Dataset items
###
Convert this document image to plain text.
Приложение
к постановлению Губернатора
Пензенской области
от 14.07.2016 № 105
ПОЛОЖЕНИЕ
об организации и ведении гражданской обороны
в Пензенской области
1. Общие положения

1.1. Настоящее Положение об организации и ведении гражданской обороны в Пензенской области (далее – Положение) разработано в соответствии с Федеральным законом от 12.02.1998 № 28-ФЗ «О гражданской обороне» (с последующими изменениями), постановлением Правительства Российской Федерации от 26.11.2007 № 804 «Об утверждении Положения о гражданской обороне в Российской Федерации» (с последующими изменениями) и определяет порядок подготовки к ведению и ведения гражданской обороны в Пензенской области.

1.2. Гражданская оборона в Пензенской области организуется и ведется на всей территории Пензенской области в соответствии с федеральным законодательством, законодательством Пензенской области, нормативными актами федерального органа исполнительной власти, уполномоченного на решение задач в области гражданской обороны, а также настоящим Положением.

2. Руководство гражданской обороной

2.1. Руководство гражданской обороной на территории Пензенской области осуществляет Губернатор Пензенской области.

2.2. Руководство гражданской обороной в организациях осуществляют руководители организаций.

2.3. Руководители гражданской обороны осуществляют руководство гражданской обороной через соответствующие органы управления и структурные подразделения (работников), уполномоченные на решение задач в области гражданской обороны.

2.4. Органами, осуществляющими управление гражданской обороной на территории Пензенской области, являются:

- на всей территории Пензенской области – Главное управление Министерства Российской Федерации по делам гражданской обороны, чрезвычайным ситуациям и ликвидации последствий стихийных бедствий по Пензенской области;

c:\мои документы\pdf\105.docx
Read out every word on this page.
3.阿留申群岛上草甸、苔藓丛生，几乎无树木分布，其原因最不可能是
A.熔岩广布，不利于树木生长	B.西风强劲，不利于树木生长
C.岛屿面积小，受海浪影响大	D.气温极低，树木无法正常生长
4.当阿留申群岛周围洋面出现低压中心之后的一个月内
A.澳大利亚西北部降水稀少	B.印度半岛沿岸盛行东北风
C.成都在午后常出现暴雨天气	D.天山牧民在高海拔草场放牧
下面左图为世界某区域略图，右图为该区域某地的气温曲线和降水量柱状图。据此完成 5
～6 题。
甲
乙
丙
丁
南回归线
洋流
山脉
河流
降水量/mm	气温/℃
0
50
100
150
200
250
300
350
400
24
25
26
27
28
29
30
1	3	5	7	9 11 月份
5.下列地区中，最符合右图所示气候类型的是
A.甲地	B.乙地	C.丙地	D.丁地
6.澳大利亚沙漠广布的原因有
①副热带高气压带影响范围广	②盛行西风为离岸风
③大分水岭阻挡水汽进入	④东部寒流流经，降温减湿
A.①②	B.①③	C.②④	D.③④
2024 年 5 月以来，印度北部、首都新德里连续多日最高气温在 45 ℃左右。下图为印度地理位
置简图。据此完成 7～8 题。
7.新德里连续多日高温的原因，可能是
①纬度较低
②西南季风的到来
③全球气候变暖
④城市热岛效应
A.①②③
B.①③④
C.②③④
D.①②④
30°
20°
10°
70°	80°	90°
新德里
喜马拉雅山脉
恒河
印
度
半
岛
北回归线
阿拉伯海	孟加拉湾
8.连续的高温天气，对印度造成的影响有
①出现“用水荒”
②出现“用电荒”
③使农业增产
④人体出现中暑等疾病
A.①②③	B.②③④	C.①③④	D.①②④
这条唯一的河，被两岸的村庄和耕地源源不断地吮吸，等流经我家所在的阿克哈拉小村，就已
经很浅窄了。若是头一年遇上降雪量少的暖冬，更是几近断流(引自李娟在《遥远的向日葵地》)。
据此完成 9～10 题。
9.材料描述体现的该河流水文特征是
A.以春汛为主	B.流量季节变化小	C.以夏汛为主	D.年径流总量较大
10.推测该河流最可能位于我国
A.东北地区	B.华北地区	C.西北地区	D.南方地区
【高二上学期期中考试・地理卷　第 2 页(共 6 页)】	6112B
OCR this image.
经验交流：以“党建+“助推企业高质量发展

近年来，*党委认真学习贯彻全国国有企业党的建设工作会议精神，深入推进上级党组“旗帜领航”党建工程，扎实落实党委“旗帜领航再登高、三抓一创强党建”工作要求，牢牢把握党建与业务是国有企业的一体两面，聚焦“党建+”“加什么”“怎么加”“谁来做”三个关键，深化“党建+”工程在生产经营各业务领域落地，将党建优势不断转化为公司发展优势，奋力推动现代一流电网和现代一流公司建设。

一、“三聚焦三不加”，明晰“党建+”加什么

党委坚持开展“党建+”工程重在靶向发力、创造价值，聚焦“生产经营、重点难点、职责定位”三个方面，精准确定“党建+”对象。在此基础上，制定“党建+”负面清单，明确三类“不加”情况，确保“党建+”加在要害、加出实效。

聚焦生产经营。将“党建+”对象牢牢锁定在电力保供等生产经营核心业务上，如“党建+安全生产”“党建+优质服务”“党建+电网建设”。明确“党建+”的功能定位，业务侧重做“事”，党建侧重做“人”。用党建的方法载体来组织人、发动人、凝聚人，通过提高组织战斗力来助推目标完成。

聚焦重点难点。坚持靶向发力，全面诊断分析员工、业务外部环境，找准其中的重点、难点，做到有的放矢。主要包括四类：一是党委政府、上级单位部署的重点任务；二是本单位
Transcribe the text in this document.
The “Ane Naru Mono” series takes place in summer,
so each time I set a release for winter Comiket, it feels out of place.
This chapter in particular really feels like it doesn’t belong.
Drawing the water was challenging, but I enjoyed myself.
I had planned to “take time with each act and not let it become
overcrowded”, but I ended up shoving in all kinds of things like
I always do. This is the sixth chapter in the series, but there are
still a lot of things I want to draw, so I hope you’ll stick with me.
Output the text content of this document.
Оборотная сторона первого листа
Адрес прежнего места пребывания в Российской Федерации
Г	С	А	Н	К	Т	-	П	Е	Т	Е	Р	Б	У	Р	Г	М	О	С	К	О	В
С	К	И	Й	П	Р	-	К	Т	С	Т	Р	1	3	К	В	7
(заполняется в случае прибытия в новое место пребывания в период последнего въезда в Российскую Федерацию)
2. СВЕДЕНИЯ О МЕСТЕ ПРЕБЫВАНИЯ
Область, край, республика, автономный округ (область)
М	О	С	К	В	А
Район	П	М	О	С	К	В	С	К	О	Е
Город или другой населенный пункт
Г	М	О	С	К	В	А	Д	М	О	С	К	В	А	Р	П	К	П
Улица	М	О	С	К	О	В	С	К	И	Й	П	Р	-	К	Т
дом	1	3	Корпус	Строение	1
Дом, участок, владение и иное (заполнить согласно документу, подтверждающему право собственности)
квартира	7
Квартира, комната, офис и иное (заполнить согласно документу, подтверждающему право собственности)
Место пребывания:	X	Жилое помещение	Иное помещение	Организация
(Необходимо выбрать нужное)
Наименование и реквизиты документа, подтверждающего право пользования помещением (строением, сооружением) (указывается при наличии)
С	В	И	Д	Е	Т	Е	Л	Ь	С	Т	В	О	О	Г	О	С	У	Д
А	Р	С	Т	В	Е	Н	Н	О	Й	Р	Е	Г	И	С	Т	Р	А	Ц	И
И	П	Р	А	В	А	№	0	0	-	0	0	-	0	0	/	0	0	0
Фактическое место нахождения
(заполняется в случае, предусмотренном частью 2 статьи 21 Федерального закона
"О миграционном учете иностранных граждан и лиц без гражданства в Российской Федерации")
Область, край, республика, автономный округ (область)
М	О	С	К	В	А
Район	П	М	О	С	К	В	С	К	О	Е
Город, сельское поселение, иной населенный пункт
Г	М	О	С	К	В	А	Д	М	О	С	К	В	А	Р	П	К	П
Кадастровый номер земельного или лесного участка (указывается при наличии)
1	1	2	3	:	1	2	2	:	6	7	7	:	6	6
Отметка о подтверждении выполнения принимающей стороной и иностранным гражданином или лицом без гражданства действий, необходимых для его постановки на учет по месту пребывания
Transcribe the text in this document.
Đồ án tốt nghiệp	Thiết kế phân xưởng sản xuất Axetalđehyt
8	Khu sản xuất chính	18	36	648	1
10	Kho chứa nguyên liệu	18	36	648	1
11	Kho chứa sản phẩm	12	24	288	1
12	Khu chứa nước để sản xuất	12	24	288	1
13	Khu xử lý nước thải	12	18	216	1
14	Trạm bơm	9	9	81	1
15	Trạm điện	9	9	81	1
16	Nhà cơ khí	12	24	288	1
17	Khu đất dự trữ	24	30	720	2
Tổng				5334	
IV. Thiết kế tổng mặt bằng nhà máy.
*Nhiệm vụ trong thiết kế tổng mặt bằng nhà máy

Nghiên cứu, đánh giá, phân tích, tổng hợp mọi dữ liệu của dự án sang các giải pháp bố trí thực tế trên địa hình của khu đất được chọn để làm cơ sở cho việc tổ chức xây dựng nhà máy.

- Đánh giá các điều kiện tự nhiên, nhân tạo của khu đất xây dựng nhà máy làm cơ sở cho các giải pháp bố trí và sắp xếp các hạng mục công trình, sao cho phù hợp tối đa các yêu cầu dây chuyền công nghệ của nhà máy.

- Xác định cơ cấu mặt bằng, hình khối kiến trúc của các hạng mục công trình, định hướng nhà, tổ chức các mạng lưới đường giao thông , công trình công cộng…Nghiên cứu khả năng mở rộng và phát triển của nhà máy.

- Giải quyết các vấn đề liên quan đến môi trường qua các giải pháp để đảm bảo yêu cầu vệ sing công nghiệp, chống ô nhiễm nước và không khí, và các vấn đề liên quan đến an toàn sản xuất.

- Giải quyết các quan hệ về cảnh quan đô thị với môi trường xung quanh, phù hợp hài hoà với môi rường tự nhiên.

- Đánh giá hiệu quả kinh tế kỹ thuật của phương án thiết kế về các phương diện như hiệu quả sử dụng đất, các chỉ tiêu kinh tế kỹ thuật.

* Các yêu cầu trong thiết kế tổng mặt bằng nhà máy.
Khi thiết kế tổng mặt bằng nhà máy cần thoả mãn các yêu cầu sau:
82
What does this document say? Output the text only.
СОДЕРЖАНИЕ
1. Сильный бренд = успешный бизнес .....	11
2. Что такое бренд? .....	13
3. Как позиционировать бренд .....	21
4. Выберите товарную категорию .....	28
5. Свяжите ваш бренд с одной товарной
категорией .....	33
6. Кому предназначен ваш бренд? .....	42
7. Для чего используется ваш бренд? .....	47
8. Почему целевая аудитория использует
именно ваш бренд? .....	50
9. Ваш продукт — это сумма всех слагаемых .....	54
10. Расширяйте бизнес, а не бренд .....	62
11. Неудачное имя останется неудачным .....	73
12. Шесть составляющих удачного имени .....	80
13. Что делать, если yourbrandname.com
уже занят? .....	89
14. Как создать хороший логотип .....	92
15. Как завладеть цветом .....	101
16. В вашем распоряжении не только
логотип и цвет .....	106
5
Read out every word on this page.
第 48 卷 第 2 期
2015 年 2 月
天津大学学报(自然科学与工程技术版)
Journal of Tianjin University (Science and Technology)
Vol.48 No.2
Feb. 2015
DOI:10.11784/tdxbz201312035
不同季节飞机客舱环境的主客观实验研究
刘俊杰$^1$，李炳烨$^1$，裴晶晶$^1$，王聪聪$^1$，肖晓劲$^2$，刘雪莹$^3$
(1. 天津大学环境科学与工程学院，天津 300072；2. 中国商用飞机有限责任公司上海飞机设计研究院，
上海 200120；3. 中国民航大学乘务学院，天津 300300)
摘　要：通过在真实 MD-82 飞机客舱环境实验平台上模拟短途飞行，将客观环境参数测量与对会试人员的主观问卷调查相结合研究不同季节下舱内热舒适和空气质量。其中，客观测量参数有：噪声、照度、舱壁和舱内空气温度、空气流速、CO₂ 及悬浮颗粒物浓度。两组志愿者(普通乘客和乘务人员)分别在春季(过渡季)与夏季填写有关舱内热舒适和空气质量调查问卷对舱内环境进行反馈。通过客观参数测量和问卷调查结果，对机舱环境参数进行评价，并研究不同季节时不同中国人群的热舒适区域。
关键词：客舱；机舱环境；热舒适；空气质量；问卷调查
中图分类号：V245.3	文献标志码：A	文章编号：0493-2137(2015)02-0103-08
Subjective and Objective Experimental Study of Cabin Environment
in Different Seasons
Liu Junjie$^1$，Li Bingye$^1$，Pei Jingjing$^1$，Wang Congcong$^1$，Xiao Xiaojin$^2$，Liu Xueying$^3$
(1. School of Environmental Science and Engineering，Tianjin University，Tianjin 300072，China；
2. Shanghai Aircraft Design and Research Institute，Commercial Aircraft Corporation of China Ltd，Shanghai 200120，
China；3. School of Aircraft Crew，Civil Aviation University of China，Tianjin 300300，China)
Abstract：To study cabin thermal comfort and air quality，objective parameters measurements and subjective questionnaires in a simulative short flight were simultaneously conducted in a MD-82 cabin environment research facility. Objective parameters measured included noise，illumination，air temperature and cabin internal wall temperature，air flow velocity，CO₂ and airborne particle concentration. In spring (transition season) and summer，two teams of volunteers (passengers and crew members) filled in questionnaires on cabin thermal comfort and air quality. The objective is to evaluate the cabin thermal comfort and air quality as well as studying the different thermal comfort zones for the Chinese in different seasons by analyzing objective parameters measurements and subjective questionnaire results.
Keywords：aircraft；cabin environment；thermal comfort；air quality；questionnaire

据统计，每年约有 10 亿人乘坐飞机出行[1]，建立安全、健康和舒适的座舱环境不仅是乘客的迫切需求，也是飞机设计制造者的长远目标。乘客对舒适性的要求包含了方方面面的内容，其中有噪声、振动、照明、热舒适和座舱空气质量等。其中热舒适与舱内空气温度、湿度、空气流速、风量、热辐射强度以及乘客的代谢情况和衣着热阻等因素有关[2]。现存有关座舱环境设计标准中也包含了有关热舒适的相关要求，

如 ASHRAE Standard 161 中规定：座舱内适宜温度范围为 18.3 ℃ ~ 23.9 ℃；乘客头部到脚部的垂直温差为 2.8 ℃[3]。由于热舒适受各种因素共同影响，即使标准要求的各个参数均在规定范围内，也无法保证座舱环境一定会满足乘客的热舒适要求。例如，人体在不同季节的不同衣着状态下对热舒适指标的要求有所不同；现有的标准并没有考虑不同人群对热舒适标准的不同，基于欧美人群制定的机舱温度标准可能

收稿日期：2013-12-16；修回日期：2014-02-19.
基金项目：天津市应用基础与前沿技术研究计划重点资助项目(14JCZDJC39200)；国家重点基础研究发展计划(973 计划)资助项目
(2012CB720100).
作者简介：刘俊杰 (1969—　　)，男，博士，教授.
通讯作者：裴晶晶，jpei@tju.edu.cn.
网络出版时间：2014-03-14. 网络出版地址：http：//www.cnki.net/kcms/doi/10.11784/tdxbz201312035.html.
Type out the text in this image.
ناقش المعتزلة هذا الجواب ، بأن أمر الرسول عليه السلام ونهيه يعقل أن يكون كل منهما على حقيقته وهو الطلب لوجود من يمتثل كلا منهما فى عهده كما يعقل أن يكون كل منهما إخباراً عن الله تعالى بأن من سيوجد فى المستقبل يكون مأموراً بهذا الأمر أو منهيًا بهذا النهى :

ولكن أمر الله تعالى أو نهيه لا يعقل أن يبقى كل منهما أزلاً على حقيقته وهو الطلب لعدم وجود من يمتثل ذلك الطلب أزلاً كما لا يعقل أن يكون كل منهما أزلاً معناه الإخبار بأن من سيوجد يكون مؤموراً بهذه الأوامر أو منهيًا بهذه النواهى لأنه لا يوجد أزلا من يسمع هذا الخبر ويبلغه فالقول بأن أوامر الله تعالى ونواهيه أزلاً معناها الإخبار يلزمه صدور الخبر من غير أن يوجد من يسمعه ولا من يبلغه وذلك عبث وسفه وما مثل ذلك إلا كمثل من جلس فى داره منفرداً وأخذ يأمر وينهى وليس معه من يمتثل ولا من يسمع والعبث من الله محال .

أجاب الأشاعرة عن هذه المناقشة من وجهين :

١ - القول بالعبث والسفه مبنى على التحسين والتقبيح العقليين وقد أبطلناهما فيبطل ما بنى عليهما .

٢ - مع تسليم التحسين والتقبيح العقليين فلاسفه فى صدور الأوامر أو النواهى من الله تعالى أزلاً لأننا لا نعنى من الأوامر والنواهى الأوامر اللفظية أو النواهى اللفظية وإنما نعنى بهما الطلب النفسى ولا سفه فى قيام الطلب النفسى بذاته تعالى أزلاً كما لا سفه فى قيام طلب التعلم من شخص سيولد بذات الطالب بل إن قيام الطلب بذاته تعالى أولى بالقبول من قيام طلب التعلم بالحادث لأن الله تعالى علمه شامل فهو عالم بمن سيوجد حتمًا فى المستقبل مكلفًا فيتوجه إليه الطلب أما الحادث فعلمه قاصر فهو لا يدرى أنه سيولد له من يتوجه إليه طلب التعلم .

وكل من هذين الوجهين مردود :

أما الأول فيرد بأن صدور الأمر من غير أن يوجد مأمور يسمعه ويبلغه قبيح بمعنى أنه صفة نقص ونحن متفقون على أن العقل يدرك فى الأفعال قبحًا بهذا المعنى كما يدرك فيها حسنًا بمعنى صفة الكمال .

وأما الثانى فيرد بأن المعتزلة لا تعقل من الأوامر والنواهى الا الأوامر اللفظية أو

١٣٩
###
Select and copy each line from the data that includes the word "trình".

- Đánh giá các điều kiện tự nhiên, nhân tạo của khu đất xây dựng nhà máy làm cơ sở cho các giải pháp bố trí và sắp xếp các hạng mục công trình, sao cho phù hợp tối đa các yêu cầu dây chuyền công nghệ của nhà máy.
- Xác định cơ cấu mặt bằng, hình khối kiến trúc của các hạng mục công trình, định hướng nhà, tổ chức các mạng lưới đường giao thông , công trình công cộng…Nghiên cứu khả năng mở rộng và phát triển của nhà máy.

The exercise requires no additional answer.